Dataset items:
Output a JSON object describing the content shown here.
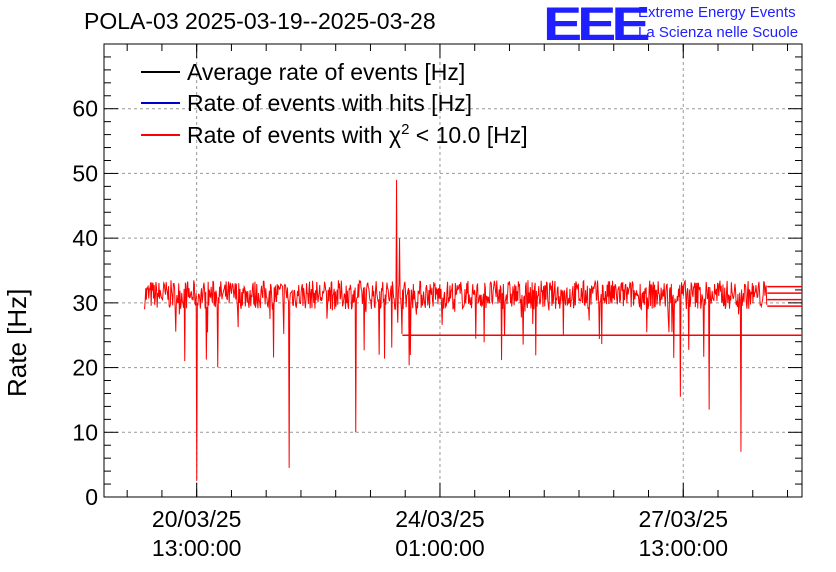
{
  "header": {
    "title": "POLA-03 2025-03-19--2025-03-28",
    "logo_text": "EEE",
    "logo_line1": "Extreme Energy Events",
    "logo_line2": "La Scienza nelle Scuole"
  },
  "colors": {
    "average": "#000000",
    "hits": "#0000cc",
    "chi2": "#ff0000",
    "logo": "#1f1fff"
  },
  "chart_data": {
    "type": "line",
    "title": "POLA-03 2025-03-19--2025-03-28",
    "xlabel": "",
    "ylabel": "Rate [Hz]",
    "ylim": [
      0,
      70
    ],
    "yticks": [
      0,
      10,
      20,
      30,
      40,
      50,
      60
    ],
    "xlim": [
      "2025-03-19 05:00",
      "2025-03-29 06:00"
    ],
    "xticks": [
      {
        "date": "20/03/25",
        "time": "13:00:00"
      },
      {
        "date": "24/03/25",
        "time": "01:00:00"
      },
      {
        "date": "27/03/25",
        "time": "13:00:00"
      }
    ],
    "grid": true,
    "legend_position": "top-left",
    "series": [
      {
        "name": "Average rate of events [Hz]",
        "color": "#000000",
        "visible_overlap": true
      },
      {
        "name": "Rate of events with hits [Hz]",
        "color": "#0000cc",
        "visible_overlap": true
      },
      {
        "name": "Rate of events with χ² < 10.0 [Hz]",
        "legend_main": "Rate of events with χ",
        "legend_sup": "2",
        "legend_tail": " < 10.0 [Hz]",
        "color": "#ff0000",
        "baseline_range": [
          29,
          33.5
        ],
        "start": "2025-03-19 19:00",
        "end": "2025-03-28 18:00",
        "notable_points": [
          {
            "x": "2025-03-20 13:00",
            "y": 2.5
          },
          {
            "x": "2025-03-21 21:00",
            "y": 4.5
          },
          {
            "x": "2025-03-22 20:00",
            "y": 10
          },
          {
            "x": "2025-03-23 10:00",
            "y": 49
          },
          {
            "x": "2025-03-23 11:00",
            "y": 40
          },
          {
            "x": "2025-03-27 12:00",
            "y": 15.5
          },
          {
            "x": "2025-03-27 22:00",
            "y": 13.5
          },
          {
            "x": "2025-03-28 09:00",
            "y": 7
          }
        ]
      }
    ]
  }
}
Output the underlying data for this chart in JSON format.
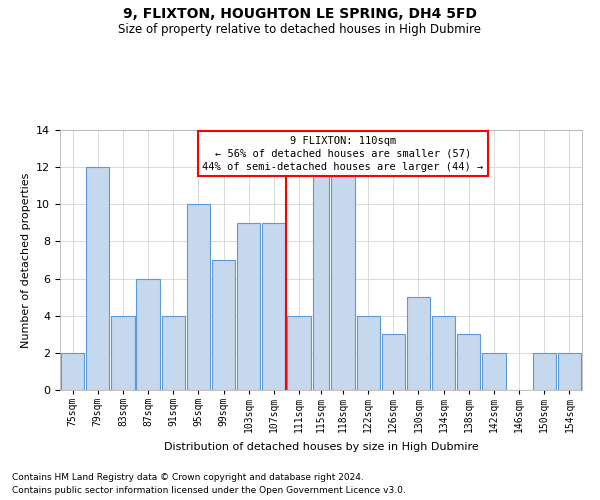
{
  "title": "9, FLIXTON, HOUGHTON LE SPRING, DH4 5FD",
  "subtitle": "Size of property relative to detached houses in High Dubmire",
  "xlabel": "Distribution of detached houses by size in High Dubmire",
  "ylabel": "Number of detached properties",
  "footnote1": "Contains HM Land Registry data © Crown copyright and database right 2024.",
  "footnote2": "Contains public sector information licensed under the Open Government Licence v3.0.",
  "annotation_title": "9 FLIXTON: 110sqm",
  "annotation_line1": "← 56% of detached houses are smaller (57)",
  "annotation_line2": "44% of semi-detached houses are larger (44) →",
  "bar_color": "#c5d8ed",
  "bar_edge_color": "#5b9bd5",
  "marker_color": "red",
  "marker_value": 111,
  "categories": [
    "75sqm",
    "79sqm",
    "83sqm",
    "87sqm",
    "91sqm",
    "95sqm",
    "99sqm",
    "103sqm",
    "107sqm",
    "111sqm",
    "115sqm",
    "118sqm",
    "122sqm",
    "126sqm",
    "130sqm",
    "134sqm",
    "138sqm",
    "142sqm",
    "146sqm",
    "150sqm",
    "154sqm"
  ],
  "bin_edges": [
    75,
    79,
    83,
    87,
    91,
    95,
    99,
    103,
    107,
    111,
    115,
    118,
    122,
    126,
    130,
    134,
    138,
    142,
    146,
    150,
    154,
    158
  ],
  "values": [
    2,
    12,
    4,
    6,
    4,
    10,
    7,
    9,
    9,
    4,
    12,
    12,
    4,
    3,
    5,
    4,
    3,
    2,
    0,
    2,
    2
  ],
  "ylim": [
    0,
    14
  ],
  "yticks": [
    0,
    2,
    4,
    6,
    8,
    10,
    12,
    14
  ],
  "background_color": "#ffffff",
  "grid_color": "#cccccc"
}
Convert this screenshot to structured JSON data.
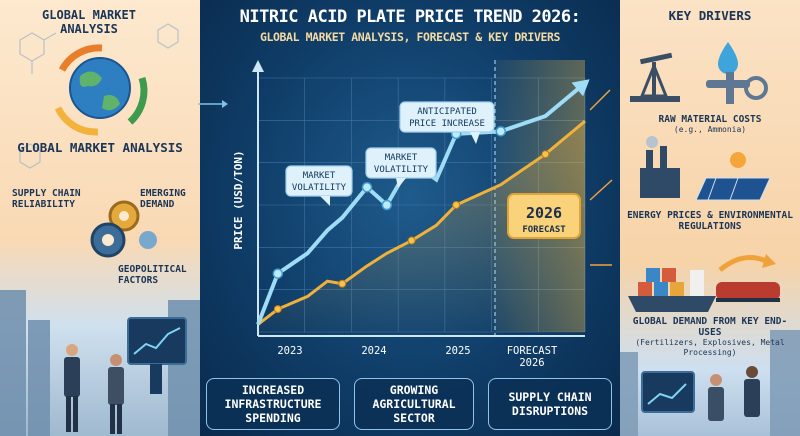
{
  "header": {
    "title": "NITRIC ACID PLATE PRICE TREND 2026:",
    "subtitle": "GLOBAL MARKET ANALYSIS, FORECAST & KEY DRIVERS"
  },
  "left_panel": {
    "title": "GLOBAL MARKET ANALYSIS",
    "heading": "GLOBAL MARKET ANALYSIS",
    "labels": {
      "supply_chain": "SUPPLY CHAIN RELIABILITY",
      "emerging_demand": "EMERGING DEMAND",
      "geopolitical": "GEOPOLITICAL FACTORS"
    }
  },
  "right_panel": {
    "title": "KEY DRIVERS",
    "drivers": [
      {
        "main": "RAW MATERIAL COSTS",
        "sub": "(e.g., Ammonia)"
      },
      {
        "main": "ENERGY PRICES & ENVIRONMENTAL REGULATIONS",
        "sub": ""
      },
      {
        "main": "GLOBAL DEMAND FROM KEY END-USES",
        "sub": "(Fertilizers, Explosives, Metal Processing)"
      }
    ]
  },
  "bottom_boxes": [
    "INCREASED INFRASTRUCTURE SPENDING",
    "GROWING AGRICULTURAL SECTOR",
    "SUPPLY CHAIN DISRUPTIONS"
  ],
  "colors": {
    "primary_line": "#9fdcf5",
    "secondary_line": "#f0b13c",
    "forecast_badge": "#f6c24b",
    "background": "#0f3d68"
  },
  "chart_data": {
    "type": "line",
    "ylabel": "PRICE (USD/TON)",
    "xlabel": "",
    "x_ticks": [
      "2023",
      "2024",
      "2025",
      "FORECAST 2026"
    ],
    "x": [
      2023.0,
      2023.2,
      2023.5,
      2023.7,
      2023.85,
      2024.1,
      2024.3,
      2024.55,
      2024.8,
      2025.0,
      2025.45,
      2025.9,
      2026.3
    ],
    "ylim": [
      0,
      100
    ],
    "series": [
      {
        "name": "",
        "values": [
          3,
          23,
          31,
          40,
          45,
          57,
          50,
          67,
          60,
          78,
          79,
          85,
          98
        ]
      },
      {
        "name": "",
        "values": [
          3,
          9,
          14,
          20,
          19,
          26,
          31,
          36,
          42,
          50,
          58,
          70,
          83
        ]
      }
    ],
    "annotations": [
      "ANTICIPATED PRICE INCREASE",
      "MARKET VOLATILITY",
      "MARKET VOLATILITY"
    ],
    "forecast_badge": {
      "year": "2026",
      "label": "FORECAST"
    }
  }
}
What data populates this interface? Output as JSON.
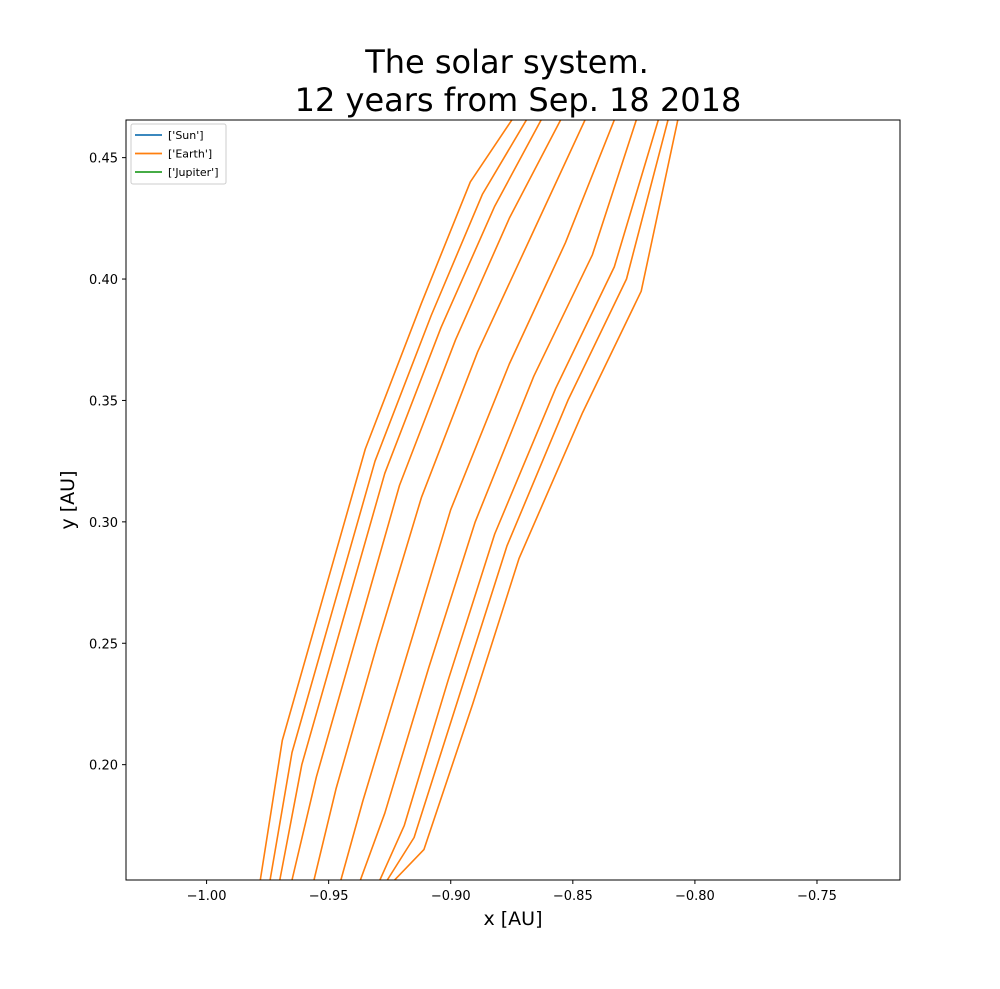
{
  "chart_data": {
    "type": "line",
    "title_line1": "The solar system.",
    "title_line2": "12 years from Sep. 18 2018",
    "xlabel": "x [AU]",
    "ylabel": "y [AU]",
    "xlim": [
      -1.033,
      -0.716
    ],
    "ylim": [
      0.1525,
      0.4655
    ],
    "x_ticks": [
      {
        "value": -1.0,
        "label": "−1.00"
      },
      {
        "value": -0.95,
        "label": "−0.95"
      },
      {
        "value": -0.9,
        "label": "−0.90"
      },
      {
        "value": -0.85,
        "label": "−0.85"
      },
      {
        "value": -0.8,
        "label": "−0.80"
      },
      {
        "value": -0.75,
        "label": "−0.75"
      }
    ],
    "y_ticks": [
      {
        "value": 0.2,
        "label": "0.20"
      },
      {
        "value": 0.25,
        "label": "0.25"
      },
      {
        "value": 0.3,
        "label": "0.30"
      },
      {
        "value": 0.35,
        "label": "0.35"
      },
      {
        "value": 0.4,
        "label": "0.40"
      },
      {
        "value": 0.45,
        "label": "0.45"
      }
    ],
    "grid": false,
    "legend_position": "top-left",
    "legend": [
      {
        "label": "['Sun']",
        "color": "#1f77b4"
      },
      {
        "label": "['Earth']",
        "color": "#ff7f0e"
      },
      {
        "label": "['Jupiter']",
        "color": "#2ca02c"
      }
    ],
    "series": [
      {
        "color": "#ff7f0e",
        "x": [
          -0.978,
          -0.969,
          -0.952,
          -0.935,
          -0.912,
          -0.892,
          -0.875
        ],
        "y": [
          0.1525,
          0.21,
          0.27,
          0.33,
          0.39,
          0.44,
          0.4655
        ]
      },
      {
        "color": "#ff7f0e",
        "x": [
          -0.974,
          -0.965,
          -0.948,
          -0.931,
          -0.908,
          -0.887,
          -0.869
        ],
        "y": [
          0.1525,
          0.205,
          0.265,
          0.325,
          0.385,
          0.435,
          0.4655
        ]
      },
      {
        "color": "#ff7f0e",
        "x": [
          -0.97,
          -0.961,
          -0.944,
          -0.927,
          -0.904,
          -0.882,
          -0.863
        ],
        "y": [
          0.1525,
          0.2,
          0.26,
          0.32,
          0.38,
          0.43,
          0.4655
        ]
      },
      {
        "color": "#ff7f0e",
        "x": [
          -0.965,
          -0.955,
          -0.938,
          -0.921,
          -0.898,
          -0.876,
          -0.855
        ],
        "y": [
          0.1525,
          0.195,
          0.255,
          0.315,
          0.375,
          0.425,
          0.4655
        ]
      },
      {
        "color": "#ff7f0e",
        "x": [
          -0.956,
          -0.947,
          -0.93,
          -0.912,
          -0.889,
          -0.866,
          -0.845
        ],
        "y": [
          0.1525,
          0.19,
          0.25,
          0.31,
          0.37,
          0.42,
          0.4655
        ]
      },
      {
        "color": "#ff7f0e",
        "x": [
          -0.945,
          -0.936,
          -0.918,
          -0.9,
          -0.876,
          -0.853,
          -0.833
        ],
        "y": [
          0.1525,
          0.185,
          0.245,
          0.305,
          0.365,
          0.415,
          0.4655
        ]
      },
      {
        "color": "#ff7f0e",
        "x": [
          -0.937,
          -0.927,
          -0.909,
          -0.89,
          -0.866,
          -0.842,
          -0.824
        ],
        "y": [
          0.1525,
          0.18,
          0.24,
          0.3,
          0.36,
          0.41,
          0.4655
        ]
      },
      {
        "color": "#ff7f0e",
        "x": [
          -0.929,
          -0.919,
          -0.901,
          -0.882,
          -0.857,
          -0.833,
          -0.815
        ],
        "y": [
          0.1525,
          0.175,
          0.235,
          0.295,
          0.355,
          0.405,
          0.4655
        ]
      },
      {
        "color": "#ff7f0e",
        "x": [
          -0.926,
          -0.915,
          -0.896,
          -0.877,
          -0.852,
          -0.828,
          -0.811
        ],
        "y": [
          0.1525,
          0.17,
          0.23,
          0.29,
          0.35,
          0.4,
          0.4655
        ]
      },
      {
        "color": "#ff7f0e",
        "x": [
          -0.923,
          -0.911,
          -0.891,
          -0.872,
          -0.846,
          -0.822,
          -0.807
        ],
        "y": [
          0.1525,
          0.165,
          0.225,
          0.285,
          0.345,
          0.395,
          0.4655
        ]
      }
    ]
  }
}
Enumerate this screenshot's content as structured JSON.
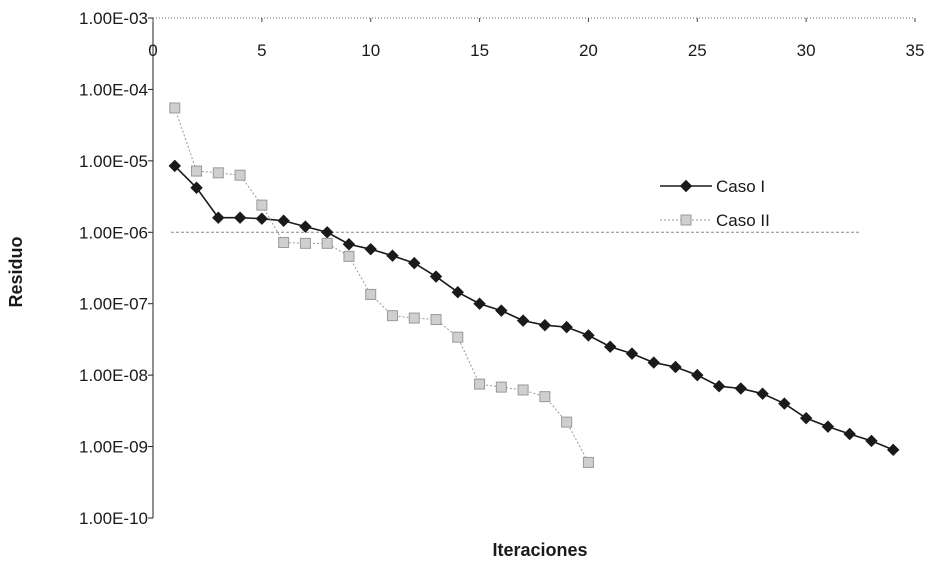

Your task: In the material above, show every line where the word "this" turns up.

Response:
Output the underlying data for this chart in JSON format.
Convert this screenshot to structured JSON data.
What data populates this interface? Output as JSON.
Enumerate this screenshot's content as structured JSON.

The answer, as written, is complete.